**AIM OF THE TASK:** Return a copy of every line in the records that includes the word "CLOUDSAT".

**RECORDS FOR THIS EXERCISE:**
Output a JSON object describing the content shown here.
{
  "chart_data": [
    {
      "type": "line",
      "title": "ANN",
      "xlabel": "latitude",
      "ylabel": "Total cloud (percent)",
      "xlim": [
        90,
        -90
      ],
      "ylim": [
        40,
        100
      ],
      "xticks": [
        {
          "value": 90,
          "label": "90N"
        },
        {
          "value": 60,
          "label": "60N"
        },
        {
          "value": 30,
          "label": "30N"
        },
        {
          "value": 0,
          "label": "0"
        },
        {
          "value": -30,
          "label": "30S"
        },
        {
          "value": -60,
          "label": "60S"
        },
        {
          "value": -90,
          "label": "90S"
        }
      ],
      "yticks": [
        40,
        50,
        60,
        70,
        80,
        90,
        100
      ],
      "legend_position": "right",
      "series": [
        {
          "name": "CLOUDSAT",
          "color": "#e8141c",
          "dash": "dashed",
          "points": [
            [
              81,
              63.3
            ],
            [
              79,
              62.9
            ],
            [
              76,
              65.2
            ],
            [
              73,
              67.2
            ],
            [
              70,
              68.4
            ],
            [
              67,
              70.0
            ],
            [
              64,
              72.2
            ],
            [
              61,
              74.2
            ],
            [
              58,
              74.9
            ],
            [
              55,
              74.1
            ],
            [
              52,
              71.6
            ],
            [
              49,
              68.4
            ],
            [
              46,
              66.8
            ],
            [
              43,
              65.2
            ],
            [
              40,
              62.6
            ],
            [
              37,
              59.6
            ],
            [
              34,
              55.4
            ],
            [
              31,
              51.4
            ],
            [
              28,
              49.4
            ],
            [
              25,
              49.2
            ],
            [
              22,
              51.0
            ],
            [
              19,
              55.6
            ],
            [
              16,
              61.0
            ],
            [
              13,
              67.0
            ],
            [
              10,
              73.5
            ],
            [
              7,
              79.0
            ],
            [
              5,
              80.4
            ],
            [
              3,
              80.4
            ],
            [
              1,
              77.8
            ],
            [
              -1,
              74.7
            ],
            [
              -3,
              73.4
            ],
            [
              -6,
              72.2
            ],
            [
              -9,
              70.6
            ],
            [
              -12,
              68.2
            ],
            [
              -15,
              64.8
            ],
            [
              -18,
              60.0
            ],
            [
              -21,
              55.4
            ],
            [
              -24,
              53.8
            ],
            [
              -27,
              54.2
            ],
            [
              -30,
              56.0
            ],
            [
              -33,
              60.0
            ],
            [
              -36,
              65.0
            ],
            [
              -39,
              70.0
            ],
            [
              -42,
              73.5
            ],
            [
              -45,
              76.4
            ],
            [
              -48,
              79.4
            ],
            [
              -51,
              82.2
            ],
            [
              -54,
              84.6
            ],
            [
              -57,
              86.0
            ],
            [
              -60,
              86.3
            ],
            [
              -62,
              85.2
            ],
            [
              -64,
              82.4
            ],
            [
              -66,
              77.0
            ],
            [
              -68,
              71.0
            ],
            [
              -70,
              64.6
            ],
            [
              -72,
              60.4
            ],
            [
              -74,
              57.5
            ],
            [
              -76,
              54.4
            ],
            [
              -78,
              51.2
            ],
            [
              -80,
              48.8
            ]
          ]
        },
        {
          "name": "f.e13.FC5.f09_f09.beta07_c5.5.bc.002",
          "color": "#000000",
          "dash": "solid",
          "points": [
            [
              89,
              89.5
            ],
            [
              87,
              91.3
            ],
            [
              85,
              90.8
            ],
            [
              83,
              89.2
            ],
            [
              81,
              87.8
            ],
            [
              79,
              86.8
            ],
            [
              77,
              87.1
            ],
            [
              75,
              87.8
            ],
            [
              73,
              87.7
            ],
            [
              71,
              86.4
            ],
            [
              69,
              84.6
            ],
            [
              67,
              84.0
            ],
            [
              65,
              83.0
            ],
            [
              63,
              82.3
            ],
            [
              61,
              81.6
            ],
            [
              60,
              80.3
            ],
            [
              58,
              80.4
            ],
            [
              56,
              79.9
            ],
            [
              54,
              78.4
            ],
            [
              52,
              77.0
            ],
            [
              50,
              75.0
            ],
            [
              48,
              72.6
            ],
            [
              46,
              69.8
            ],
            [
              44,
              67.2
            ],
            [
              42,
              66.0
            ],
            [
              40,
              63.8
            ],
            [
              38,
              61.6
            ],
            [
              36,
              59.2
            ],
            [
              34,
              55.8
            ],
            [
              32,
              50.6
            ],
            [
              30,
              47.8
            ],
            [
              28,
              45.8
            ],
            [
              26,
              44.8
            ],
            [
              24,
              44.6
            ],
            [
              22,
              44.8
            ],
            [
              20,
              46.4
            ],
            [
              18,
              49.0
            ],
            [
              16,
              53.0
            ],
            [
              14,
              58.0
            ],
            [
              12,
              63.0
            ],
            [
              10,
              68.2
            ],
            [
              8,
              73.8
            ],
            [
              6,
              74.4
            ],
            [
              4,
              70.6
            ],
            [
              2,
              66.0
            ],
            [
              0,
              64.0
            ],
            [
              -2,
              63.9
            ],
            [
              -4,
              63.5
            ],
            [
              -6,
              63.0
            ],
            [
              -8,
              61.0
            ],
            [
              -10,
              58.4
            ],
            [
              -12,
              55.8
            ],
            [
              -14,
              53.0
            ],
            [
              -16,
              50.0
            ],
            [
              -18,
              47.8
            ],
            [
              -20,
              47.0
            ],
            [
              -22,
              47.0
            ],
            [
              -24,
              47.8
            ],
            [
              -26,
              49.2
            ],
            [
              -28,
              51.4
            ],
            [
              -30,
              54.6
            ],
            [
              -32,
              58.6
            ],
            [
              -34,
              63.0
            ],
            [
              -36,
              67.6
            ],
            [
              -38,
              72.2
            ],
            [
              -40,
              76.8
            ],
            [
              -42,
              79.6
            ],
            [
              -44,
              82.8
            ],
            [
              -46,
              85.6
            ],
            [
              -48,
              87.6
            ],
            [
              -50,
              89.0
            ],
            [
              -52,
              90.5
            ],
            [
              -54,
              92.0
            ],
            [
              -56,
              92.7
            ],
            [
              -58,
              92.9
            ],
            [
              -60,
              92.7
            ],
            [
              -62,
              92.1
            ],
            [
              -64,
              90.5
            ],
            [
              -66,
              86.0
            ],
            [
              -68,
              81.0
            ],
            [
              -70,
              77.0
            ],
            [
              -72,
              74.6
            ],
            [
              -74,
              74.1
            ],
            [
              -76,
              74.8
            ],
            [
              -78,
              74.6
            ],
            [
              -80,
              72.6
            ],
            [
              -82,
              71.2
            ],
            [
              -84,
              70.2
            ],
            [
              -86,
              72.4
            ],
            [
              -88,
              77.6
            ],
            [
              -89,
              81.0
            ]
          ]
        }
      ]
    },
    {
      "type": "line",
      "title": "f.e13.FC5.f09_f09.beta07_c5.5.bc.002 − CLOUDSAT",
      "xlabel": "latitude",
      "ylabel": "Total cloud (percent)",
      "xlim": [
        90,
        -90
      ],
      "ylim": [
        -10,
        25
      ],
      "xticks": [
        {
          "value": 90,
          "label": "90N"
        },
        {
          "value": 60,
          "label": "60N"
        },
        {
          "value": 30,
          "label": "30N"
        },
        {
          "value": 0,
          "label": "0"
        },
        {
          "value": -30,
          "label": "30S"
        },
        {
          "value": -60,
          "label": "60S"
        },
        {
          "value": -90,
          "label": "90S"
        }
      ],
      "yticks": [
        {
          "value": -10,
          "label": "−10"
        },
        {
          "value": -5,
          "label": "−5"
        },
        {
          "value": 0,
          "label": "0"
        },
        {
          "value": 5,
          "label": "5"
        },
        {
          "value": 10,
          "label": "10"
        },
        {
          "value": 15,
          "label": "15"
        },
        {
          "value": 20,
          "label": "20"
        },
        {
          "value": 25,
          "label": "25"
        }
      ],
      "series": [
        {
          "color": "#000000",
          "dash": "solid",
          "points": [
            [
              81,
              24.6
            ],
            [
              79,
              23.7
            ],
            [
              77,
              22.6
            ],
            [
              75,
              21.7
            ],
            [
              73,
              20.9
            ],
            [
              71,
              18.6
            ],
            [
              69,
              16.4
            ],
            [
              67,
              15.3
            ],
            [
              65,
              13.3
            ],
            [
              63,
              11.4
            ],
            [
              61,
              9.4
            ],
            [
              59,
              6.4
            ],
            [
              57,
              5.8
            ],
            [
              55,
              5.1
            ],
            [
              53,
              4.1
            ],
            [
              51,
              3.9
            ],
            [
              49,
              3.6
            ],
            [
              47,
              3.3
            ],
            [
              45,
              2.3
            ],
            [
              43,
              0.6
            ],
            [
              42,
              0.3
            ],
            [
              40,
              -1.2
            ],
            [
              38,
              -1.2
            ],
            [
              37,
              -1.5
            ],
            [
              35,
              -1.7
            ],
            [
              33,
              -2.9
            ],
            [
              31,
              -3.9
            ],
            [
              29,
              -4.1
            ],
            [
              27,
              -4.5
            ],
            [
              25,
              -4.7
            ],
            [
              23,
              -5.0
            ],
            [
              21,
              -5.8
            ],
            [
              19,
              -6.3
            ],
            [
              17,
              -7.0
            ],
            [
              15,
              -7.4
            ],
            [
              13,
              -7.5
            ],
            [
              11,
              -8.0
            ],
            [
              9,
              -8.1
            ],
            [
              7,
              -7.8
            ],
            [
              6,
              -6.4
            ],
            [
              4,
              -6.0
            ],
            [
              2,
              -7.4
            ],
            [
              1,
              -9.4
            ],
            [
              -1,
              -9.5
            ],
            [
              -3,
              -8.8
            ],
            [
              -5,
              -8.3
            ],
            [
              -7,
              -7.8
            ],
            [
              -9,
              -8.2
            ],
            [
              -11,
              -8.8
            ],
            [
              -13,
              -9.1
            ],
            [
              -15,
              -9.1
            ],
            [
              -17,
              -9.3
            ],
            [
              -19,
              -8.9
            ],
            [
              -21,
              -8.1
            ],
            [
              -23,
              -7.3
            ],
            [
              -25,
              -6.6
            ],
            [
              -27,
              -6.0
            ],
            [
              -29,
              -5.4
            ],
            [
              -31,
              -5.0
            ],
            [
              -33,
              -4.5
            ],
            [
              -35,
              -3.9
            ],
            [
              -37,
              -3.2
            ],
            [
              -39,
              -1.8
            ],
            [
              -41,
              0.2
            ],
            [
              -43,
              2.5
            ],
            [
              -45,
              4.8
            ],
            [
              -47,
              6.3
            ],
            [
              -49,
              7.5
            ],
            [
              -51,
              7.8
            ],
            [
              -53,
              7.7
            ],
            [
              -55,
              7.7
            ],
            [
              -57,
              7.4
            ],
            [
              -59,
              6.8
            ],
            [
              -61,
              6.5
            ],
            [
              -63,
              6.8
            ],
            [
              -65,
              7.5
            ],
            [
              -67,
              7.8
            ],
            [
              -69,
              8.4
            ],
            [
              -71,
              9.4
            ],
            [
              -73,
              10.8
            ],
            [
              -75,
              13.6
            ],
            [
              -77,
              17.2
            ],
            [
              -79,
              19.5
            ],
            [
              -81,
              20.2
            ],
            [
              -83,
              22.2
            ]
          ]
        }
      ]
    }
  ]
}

**RESPONSE BELOW:**
          "name": "CLOUDSAT",
      "title": "f.e13.FC5.f09_f09.beta07_c5.5.bc.002 − CLOUDSAT",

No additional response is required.